Input material:
"""
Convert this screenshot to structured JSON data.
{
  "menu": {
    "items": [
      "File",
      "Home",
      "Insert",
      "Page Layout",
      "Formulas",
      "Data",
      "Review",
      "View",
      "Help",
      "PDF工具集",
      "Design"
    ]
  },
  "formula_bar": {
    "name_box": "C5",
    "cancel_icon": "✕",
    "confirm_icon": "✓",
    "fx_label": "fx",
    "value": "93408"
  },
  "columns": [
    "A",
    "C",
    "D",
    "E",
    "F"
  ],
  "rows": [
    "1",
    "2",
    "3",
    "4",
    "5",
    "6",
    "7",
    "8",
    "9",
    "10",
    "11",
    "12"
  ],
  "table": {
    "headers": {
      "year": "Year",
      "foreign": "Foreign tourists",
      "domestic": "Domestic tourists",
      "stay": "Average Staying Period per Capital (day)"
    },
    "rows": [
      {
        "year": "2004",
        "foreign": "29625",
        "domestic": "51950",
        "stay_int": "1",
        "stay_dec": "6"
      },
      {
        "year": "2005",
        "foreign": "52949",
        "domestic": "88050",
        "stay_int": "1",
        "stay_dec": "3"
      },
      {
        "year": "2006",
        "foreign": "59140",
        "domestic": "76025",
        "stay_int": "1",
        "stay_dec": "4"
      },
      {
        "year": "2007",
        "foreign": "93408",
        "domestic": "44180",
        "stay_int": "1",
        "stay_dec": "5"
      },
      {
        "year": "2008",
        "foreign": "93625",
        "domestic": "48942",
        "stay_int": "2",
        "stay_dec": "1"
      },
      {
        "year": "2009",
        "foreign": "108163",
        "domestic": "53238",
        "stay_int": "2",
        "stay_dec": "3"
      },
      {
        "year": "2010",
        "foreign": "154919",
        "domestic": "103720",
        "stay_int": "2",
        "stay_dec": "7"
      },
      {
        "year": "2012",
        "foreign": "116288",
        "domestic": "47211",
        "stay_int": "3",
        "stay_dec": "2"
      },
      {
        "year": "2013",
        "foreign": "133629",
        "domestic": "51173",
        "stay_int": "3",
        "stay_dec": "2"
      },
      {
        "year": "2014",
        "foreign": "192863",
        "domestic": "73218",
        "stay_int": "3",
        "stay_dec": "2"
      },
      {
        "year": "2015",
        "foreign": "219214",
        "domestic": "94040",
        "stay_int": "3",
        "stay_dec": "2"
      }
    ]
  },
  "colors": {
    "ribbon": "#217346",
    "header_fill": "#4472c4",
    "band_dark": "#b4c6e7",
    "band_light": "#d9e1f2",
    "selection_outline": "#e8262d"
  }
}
"""
Each line above must be reproduced exactly as it stands.

Convert this screenshot to structured JSON data.
{
  "menu": {
    "items": [
      "File",
      "Home",
      "Insert",
      "Page Layout",
      "Formulas",
      "Data",
      "Review",
      "View",
      "Help",
      "PDF工具集",
      "Design"
    ]
  },
  "formula_bar": {
    "name_box": "C5",
    "cancel_icon": "✕",
    "confirm_icon": "✓",
    "fx_label": "fx",
    "value": "93408"
  },
  "columns": [
    "A",
    "C",
    "D",
    "E",
    "F"
  ],
  "rows": [
    "1",
    "2",
    "3",
    "4",
    "5",
    "6",
    "7",
    "8",
    "9",
    "10",
    "11",
    "12"
  ],
  "table": {
    "headers": {
      "year": "Year",
      "foreign": "Foreign tourists",
      "domestic": "Domestic tourists",
      "stay": "Average Staying Period per Capital (day)"
    },
    "rows": [
      {
        "year": "2004",
        "foreign": "29625",
        "domestic": "51950",
        "stay_int": "1",
        "stay_dec": "6"
      },
      {
        "year": "2005",
        "foreign": "52949",
        "domestic": "88050",
        "stay_int": "1",
        "stay_dec": "3"
      },
      {
        "year": "2006",
        "foreign": "59140",
        "domestic": "76025",
        "stay_int": "1",
        "stay_dec": "4"
      },
      {
        "year": "2007",
        "foreign": "93408",
        "domestic": "44180",
        "stay_int": "1",
        "stay_dec": "5"
      },
      {
        "year": "2008",
        "foreign": "93625",
        "domestic": "48942",
        "stay_int": "2",
        "stay_dec": "1"
      },
      {
        "year": "2009",
        "foreign": "108163",
        "domestic": "53238",
        "stay_int": "2",
        "stay_dec": "3"
      },
      {
        "year": "2010",
        "foreign": "154919",
        "domestic": "103720",
        "stay_int": "2",
        "stay_dec": "7"
      },
      {
        "year": "2012",
        "foreign": "116288",
        "domestic": "47211",
        "stay_int": "3",
        "stay_dec": "2"
      },
      {
        "year": "2013",
        "foreign": "133629",
        "domestic": "51173",
        "stay_int": "3",
        "stay_dec": "2"
      },
      {
        "year": "2014",
        "foreign": "192863",
        "domestic": "73218",
        "stay_int": "3",
        "stay_dec": "2"
      },
      {
        "year": "2015",
        "foreign": "219214",
        "domestic": "94040",
        "stay_int": "3",
        "stay_dec": "2"
      }
    ]
  },
  "colors": {
    "ribbon": "#217346",
    "header_fill": "#4472c4",
    "band_dark": "#b4c6e7",
    "band_light": "#d9e1f2",
    "selection_outline": "#e8262d"
  }
}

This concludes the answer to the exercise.